Records for the task:
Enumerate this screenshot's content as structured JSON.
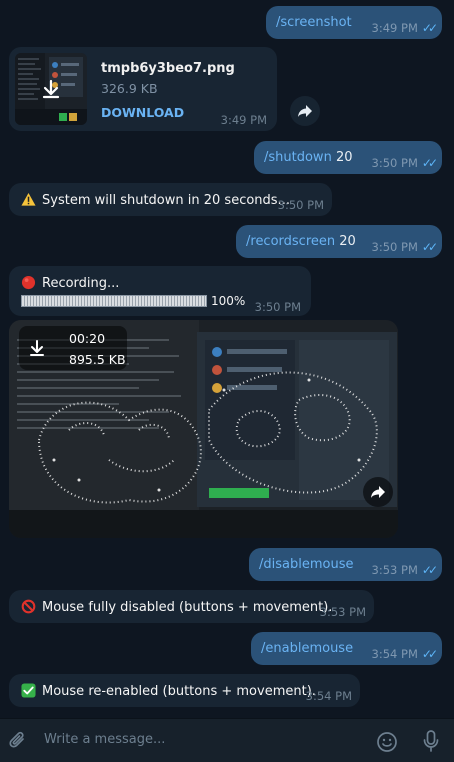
{
  "messages": {
    "m1": {
      "command": "/screenshot",
      "arg": "",
      "time": "3:49 PM"
    },
    "file": {
      "name": "tmpb6y3beo7.png",
      "size": "326.9 KB",
      "download_label": "DOWNLOAD",
      "time": "3:49 PM"
    },
    "m2": {
      "command": "/shutdown",
      "arg": " 20",
      "time": "3:50 PM"
    },
    "m3": {
      "text": "System will shutdown in 20 seconds...",
      "time": "3:50 PM"
    },
    "m4": {
      "command": "/recordscreen",
      "arg": " 20",
      "time": "3:50 PM"
    },
    "m5": {
      "line1": "Recording...",
      "progress_label": "100%",
      "progress": 1.0,
      "time": "3:50 PM"
    },
    "video": {
      "duration": "00:20",
      "size": "895.5 KB"
    },
    "m6": {
      "command": "/disablemouse",
      "arg": "",
      "time": "3:53 PM"
    },
    "m7": {
      "text": "Mouse fully disabled (buttons + movement).",
      "time": "3:53 PM"
    },
    "m8": {
      "command": "/enablemouse",
      "arg": "",
      "time": "3:54 PM"
    },
    "m9": {
      "text": "Mouse re-enabled (buttons + movement).",
      "time": "3:54 PM"
    }
  },
  "input": {
    "placeholder": "Write a message..."
  },
  "icons": {
    "attach": "paperclip-icon",
    "emoji": "smile-icon",
    "mic": "microphone-icon",
    "share": "forward-arrow-icon",
    "download": "download-arrow-icon",
    "warning": "warning-emoji",
    "recording": "red-circle-emoji",
    "disabled": "prohibited-emoji",
    "enabled": "check-mark-emoji"
  },
  "colors": {
    "background": "#0e1621",
    "outgoing_bubble": "#2b5278",
    "incoming_bubble": "#182533",
    "link": "#6ab3f3",
    "read_check": "#5eb5f7",
    "input_bar": "#17212b"
  }
}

Aim:
Copy each line of the records above that carries the word "screenshot".

Solution for this exercise:
Enumerate this screenshot's content as structured JSON.
      "command": "/screenshot",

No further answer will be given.